### WHAT IS EXPECTED:
What is needed here is an exact copy of every entry.

### DATA LINES:
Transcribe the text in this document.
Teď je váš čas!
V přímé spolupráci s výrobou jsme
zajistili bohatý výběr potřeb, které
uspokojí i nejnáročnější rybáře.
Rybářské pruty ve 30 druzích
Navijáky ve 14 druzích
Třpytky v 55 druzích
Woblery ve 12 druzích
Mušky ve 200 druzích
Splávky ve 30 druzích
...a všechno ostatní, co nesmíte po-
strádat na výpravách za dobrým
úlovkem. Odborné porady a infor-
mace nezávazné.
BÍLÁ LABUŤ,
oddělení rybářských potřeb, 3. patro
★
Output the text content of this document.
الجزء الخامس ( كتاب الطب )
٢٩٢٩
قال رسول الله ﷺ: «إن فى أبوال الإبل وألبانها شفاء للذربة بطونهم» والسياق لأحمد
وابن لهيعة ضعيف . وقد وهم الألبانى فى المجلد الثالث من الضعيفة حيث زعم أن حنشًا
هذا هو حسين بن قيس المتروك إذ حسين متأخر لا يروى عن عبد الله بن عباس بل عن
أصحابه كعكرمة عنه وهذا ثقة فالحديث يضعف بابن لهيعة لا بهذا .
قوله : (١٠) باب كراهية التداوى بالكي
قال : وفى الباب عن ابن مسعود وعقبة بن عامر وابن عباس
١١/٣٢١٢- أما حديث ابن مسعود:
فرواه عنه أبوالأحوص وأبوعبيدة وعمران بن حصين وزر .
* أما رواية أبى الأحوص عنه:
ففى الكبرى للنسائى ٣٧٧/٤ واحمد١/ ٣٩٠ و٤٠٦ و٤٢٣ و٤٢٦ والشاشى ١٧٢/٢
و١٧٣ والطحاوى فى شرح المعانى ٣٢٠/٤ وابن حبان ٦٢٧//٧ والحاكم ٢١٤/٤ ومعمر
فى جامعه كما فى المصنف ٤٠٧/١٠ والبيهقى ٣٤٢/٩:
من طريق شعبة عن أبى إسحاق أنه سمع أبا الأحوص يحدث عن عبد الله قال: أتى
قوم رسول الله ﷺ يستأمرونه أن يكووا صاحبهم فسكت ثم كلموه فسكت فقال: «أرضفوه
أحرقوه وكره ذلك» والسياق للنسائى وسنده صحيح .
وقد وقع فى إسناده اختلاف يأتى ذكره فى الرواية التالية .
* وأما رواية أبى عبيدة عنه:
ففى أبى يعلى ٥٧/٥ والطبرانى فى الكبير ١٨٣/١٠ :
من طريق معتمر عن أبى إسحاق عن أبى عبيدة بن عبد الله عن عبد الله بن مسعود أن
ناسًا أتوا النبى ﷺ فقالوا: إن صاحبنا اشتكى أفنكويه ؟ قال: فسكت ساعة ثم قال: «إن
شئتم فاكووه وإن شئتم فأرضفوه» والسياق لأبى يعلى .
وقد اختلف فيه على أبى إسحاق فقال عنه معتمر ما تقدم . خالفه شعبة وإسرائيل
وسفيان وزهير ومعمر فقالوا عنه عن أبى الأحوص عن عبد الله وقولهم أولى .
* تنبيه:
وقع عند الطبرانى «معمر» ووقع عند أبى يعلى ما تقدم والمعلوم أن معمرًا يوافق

### EXPECTED ANSWER:
Transcribe the text in this document.
Teď je váš čas!
V přímé spolupráci s výrobou jsme
zajistili bohatý výběr potřeb, které
uspokojí i nejnáročnější rybáře.
Rybářské pruty ve 30 druzích
Navijáky ve 14 druzích
Třpytky v 55 druzích
Woblery ve 12 druzích
Mušky ve 200 druzích
Splávky ve 30 druzích
...a všechno ostatní, co nesmíte po-
strádat na výpravách za dobrým
úlovkem. Odborné porady a infor-
mace nezávazné.
BÍLÁ LABUŤ,
oddělení rybářských potřeb, 3. patro
★
Output the text content of this document.
الجزء الخامس ( كتاب الطب )
٢٩٢٩
قال رسول الله ﷺ: «إن فى أبوال الإبل وألبانها شفاء للذربة بطونهم» والسياق لأحمد
وابن لهيعة ضعيف . وقد وهم الألبانى فى المجلد الثالث من الضعيفة حيث زعم أن حنشًا
هذا هو حسين بن قيس المتروك إذ حسين متأخر لا يروى عن عبد الله بن عباس بل عن
أصحابه كعكرمة عنه وهذا ثقة فالحديث يضعف بابن لهيعة لا بهذا .
قوله : (١٠) باب كراهية التداوى بالكي
قال : وفى الباب عن ابن مسعود وعقبة بن عامر وابن عباس
١١/٣٢١٢- أما حديث ابن مسعود:
فرواه عنه أبوالأحوص وأبوعبيدة وعمران بن حصين وزر .
* أما رواية أبى الأحوص عنه:
ففى الكبرى للنسائى ٣٧٧/٤ واحمد١/ ٣٩٠ و٤٠٦ و٤٢٣ و٤٢٦ والشاشى ١٧٢/٢
و١٧٣ والطحاوى فى شرح المعانى ٣٢٠/٤ وابن حبان ٦٢٧//٧ والحاكم ٢١٤/٤ ومعمر
فى جامعه كما فى المصنف ٤٠٧/١٠ والبيهقى ٣٤٢/٩:
من طريق شعبة عن أبى إسحاق أنه سمع أبا الأحوص يحدث عن عبد الله قال: أتى
قوم رسول الله ﷺ يستأمرونه أن يكووا صاحبهم فسكت ثم كلموه فسكت فقال: «أرضفوه
أحرقوه وكره ذلك» والسياق للنسائى وسنده صحيح .
وقد وقع فى إسناده اختلاف يأتى ذكره فى الرواية التالية .
* وأما رواية أبى عبيدة عنه:
ففى أبى يعلى ٥٧/٥ والطبرانى فى الكبير ١٨٣/١٠ :
من طريق معتمر عن أبى إسحاق عن أبى عبيدة بن عبد الله عن عبد الله بن مسعود أن
ناسًا أتوا النبى ﷺ فقالوا: إن صاحبنا اشتكى أفنكويه ؟ قال: فسكت ساعة ثم قال: «إن
شئتم فاكووه وإن شئتم فأرضفوه» والسياق لأبى يعلى .
وقد اختلف فيه على أبى إسحاق فقال عنه معتمر ما تقدم . خالفه شعبة وإسرائيل
وسفيان وزهير ومعمر فقالوا عنه عن أبى الأحوص عن عبد الله وقولهم أولى .
* تنبيه:
وقع عند الطبرانى «معمر» ووقع عند أبى يعلى ما تقدم والمعلوم أن معمرًا يوافق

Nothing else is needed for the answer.